STATED GOAL -
Reproduce the listing below in its entirety. Change nothing.

Recorded data
....
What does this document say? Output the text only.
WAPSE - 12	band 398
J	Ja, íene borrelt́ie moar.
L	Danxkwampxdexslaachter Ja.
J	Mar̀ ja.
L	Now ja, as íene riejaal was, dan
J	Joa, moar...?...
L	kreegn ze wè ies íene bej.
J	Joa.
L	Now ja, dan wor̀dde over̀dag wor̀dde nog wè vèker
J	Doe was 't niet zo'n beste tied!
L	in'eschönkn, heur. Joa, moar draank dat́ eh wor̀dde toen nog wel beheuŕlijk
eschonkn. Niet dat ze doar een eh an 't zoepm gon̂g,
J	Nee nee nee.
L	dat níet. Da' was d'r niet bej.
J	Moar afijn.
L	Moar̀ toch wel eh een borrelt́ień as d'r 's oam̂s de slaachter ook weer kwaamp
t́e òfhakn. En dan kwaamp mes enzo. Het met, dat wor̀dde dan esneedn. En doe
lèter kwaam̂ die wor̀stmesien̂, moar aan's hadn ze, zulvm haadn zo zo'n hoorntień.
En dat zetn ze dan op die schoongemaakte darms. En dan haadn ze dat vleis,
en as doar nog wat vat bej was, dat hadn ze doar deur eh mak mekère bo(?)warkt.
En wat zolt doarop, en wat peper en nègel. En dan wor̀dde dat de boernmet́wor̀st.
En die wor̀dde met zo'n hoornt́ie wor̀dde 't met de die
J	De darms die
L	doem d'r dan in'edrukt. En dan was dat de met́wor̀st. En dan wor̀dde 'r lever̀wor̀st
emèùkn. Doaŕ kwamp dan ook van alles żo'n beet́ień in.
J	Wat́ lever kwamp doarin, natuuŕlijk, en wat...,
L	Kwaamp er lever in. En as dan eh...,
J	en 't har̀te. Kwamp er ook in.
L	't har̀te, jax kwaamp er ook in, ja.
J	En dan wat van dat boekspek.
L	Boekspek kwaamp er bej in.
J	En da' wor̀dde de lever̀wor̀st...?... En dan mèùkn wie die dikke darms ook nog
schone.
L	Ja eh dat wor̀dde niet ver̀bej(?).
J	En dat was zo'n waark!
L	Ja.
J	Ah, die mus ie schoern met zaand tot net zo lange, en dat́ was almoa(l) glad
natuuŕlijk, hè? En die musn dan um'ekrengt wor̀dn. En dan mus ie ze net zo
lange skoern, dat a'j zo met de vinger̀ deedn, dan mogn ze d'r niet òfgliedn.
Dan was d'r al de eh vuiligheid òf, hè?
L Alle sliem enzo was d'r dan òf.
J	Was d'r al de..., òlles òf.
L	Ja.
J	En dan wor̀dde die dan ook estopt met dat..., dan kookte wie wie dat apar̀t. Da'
....
SOLUTION TO THE EXERCISE -
What does this document say? Output the text only.
WAPSE - 12	band 398
J	Ja, íene borrelt́ie moar.
L	Danxkwampxdexslaachter Ja.
J	Mar̀ ja.
L	Now ja, as íene riejaal was, dan
J	Joa, moar...?...
L	kreegn ze wè ies íene bej.
J	Joa.
L	Now ja, dan wor̀dde over̀dag wor̀dde nog wè vèker
J	Doe was 't niet zo'n beste tied!
L	in'eschönkn, heur. Joa, moar draank dat́ eh wor̀dde toen nog wel beheuŕlijk
eschonkn. Niet dat ze doar een eh an 't zoepm gon̂g,
J	Nee nee nee.
L	dat níet. Da' was d'r niet bej.
J	Moar afijn.
L	Moar̀ toch wel eh een borrelt́ień as d'r 's oam̂s de slaachter ook weer kwaamp
t́e òfhakn. En dan kwaamp mes enzo. Het met, dat wor̀dde dan esneedn. En doe
lèter kwaam̂ die wor̀stmesien̂, moar aan's hadn ze, zulvm haadn zo zo'n hoorntień.
En dat zetn ze dan op die schoongemaakte darms. En dan haadn ze dat vleis,
en as doar nog wat vat bej was, dat hadn ze doar deur eh mak mekère bo(?)warkt.
En wat zolt doarop, en wat peper en nègel. En dan wor̀dde dat de boernmet́wor̀st.
En die wor̀dde met zo'n hoornt́ie wor̀dde 't met de die
J	De darms die
L	doem d'r dan in'edrukt. En dan was dat de met́wor̀st. En dan wor̀dde 'r lever̀wor̀st
emèùkn. Doaŕ kwamp dan ook van alles żo'n beet́ień in.
J	Wat́ lever kwamp doarin, natuuŕlijk, en wat...,
L	Kwaamp er lever in. En as dan eh...,
J	en 't har̀te. Kwamp er ook in.
L	't har̀te, jax kwaamp er ook in, ja.
J	En dan wat van dat boekspek.
L	Boekspek kwaamp er bej in.
J	En da' wor̀dde de lever̀wor̀st...?... En dan mèùkn wie die dikke darms ook nog
schone.
L	Ja eh dat wor̀dde niet ver̀bej(?).
J	En dat was zo'n waark!
L	Ja.
J	Ah, die mus ie schoern met zaand tot net zo lange, en dat́ was almoa(l) glad
natuuŕlijk, hè? En die musn dan um'ekrengt wor̀dn. En dan mus ie ze net zo
lange skoern, dat a'j zo met de vinger̀ deedn, dan mogn ze d'r niet òfgliedn.
Dan was d'r al de eh vuiligheid òf, hè?
L Alle sliem enzo was d'r dan òf.
J	Was d'r al de..., òlles òf.
L	Ja.
J	En dan wor̀dde die dan ook estopt met dat..., dan kookte wie wie dat apar̀t. Da'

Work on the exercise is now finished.